- [What you should do]
Would it be possible to quote, exactly and in full, the lines from the one with "What data populates" through the end of the entries below?

======

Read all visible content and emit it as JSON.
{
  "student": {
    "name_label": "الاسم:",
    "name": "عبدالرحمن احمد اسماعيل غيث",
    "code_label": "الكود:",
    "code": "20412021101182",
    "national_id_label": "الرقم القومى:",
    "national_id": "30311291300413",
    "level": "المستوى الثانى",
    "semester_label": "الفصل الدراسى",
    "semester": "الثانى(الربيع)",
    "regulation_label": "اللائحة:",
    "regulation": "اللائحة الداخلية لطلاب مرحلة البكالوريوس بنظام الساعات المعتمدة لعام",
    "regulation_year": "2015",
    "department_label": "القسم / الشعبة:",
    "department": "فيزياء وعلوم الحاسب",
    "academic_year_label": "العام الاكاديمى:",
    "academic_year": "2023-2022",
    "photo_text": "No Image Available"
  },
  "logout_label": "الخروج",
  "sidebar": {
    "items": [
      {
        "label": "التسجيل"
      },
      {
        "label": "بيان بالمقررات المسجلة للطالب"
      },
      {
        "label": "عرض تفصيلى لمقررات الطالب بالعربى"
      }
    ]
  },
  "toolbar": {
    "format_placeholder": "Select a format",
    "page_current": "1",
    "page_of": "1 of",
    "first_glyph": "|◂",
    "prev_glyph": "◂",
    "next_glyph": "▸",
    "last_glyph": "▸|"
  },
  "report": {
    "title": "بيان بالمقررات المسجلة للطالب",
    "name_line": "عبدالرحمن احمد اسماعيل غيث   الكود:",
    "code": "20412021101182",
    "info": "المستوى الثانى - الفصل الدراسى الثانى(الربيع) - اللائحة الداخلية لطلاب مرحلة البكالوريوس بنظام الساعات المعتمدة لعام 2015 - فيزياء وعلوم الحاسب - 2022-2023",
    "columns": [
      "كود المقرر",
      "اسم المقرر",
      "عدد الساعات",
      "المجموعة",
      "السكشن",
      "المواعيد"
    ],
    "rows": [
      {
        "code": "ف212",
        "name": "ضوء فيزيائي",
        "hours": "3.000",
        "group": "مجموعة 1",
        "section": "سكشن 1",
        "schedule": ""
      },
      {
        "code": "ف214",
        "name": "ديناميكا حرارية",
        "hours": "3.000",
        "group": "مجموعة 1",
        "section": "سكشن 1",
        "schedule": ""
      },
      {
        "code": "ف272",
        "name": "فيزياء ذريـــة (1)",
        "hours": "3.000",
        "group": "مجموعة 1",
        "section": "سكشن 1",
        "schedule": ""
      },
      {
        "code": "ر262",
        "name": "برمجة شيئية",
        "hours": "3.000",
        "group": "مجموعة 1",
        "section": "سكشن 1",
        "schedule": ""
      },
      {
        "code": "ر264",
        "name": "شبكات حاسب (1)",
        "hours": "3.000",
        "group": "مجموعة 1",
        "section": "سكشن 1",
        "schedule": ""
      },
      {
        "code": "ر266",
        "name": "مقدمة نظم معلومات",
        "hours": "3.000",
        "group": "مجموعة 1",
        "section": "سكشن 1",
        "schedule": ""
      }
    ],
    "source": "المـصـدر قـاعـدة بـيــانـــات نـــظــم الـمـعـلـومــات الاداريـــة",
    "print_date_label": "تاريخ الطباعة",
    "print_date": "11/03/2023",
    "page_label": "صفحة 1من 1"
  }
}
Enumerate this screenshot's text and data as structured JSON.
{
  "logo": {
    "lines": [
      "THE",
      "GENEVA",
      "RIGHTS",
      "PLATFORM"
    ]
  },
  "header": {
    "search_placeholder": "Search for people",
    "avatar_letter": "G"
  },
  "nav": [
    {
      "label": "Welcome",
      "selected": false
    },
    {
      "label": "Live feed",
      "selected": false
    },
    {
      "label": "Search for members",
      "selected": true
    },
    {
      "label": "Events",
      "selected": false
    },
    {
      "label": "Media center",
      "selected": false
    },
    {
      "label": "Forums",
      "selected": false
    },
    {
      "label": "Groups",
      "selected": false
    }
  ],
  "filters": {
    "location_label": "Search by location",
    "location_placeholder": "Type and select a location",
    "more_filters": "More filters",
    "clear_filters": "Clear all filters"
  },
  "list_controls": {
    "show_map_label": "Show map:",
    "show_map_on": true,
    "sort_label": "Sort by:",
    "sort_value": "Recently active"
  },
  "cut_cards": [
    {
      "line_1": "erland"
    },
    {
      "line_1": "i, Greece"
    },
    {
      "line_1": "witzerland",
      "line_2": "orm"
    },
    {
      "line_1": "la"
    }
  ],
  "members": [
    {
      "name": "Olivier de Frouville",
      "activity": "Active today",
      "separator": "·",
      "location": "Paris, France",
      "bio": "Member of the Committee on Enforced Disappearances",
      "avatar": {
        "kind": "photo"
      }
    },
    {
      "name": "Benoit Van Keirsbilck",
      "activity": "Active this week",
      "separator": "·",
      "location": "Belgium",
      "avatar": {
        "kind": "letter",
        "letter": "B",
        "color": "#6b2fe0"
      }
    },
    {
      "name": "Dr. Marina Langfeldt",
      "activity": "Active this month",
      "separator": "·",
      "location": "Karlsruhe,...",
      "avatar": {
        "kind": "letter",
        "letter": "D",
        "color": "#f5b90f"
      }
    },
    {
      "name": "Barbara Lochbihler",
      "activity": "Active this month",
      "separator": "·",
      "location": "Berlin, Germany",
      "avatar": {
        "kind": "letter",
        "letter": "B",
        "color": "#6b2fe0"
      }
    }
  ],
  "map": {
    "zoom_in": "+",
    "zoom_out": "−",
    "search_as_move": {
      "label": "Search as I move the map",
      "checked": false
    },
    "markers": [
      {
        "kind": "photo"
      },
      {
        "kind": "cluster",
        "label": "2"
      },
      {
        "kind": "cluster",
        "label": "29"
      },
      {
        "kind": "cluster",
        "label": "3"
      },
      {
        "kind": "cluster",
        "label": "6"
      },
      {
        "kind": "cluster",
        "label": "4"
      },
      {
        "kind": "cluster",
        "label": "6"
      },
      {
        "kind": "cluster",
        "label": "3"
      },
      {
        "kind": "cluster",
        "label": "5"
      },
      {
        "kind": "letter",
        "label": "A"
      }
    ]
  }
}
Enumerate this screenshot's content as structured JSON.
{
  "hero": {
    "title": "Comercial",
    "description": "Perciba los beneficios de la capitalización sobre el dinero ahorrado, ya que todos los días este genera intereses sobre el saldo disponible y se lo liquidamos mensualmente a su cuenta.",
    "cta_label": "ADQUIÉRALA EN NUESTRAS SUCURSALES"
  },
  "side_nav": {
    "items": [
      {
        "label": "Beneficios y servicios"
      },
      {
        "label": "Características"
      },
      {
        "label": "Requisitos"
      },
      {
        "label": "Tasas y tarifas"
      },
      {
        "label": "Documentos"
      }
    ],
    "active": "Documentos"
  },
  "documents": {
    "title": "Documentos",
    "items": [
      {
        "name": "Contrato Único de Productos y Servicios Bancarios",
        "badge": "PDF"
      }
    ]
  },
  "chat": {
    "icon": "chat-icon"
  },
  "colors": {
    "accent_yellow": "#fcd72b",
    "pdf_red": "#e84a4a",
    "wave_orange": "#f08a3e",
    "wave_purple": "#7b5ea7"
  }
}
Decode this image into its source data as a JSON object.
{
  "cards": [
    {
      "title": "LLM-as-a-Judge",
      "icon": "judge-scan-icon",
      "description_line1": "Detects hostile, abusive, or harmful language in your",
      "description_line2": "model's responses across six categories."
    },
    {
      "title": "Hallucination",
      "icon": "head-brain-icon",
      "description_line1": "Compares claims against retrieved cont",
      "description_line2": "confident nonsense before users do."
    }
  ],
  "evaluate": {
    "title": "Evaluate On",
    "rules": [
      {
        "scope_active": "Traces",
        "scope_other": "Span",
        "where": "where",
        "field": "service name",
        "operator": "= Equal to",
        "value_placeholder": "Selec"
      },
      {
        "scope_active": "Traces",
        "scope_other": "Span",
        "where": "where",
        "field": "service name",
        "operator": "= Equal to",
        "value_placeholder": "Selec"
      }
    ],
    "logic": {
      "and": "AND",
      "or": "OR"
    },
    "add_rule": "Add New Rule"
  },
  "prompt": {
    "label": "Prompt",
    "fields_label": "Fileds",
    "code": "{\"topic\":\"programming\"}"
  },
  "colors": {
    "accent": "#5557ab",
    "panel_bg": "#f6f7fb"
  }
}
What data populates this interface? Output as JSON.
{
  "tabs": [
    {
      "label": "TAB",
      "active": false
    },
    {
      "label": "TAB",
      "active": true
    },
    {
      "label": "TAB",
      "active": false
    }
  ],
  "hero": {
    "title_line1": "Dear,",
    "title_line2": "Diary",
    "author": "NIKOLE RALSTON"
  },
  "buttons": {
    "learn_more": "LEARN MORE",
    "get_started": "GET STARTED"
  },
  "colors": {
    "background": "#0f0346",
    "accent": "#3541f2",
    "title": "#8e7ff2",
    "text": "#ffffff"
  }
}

======

- [Task output]
What data populates this interface? Output as JSON.
{
  "tabs": [
    {
      "label": "TAB",
      "active": false
    },
    {
      "label": "TAB",
      "active": true
    },
    {
      "label": "TAB",
      "active": false
    }
  ],
  "hero": {
    "title_line1": "Dear,",
    "title_line2": "Diary",
    "author": "NIKOLE RALSTON"
  },
  "buttons": {
    "learn_more": "LEARN MORE",
    "get_started": "GET STARTED"
  },
  "colors": {
    "background": "#0f0346",
    "accent": "#3541f2",
    "title": "#8e7ff2",
    "text": "#ffffff"
  }
}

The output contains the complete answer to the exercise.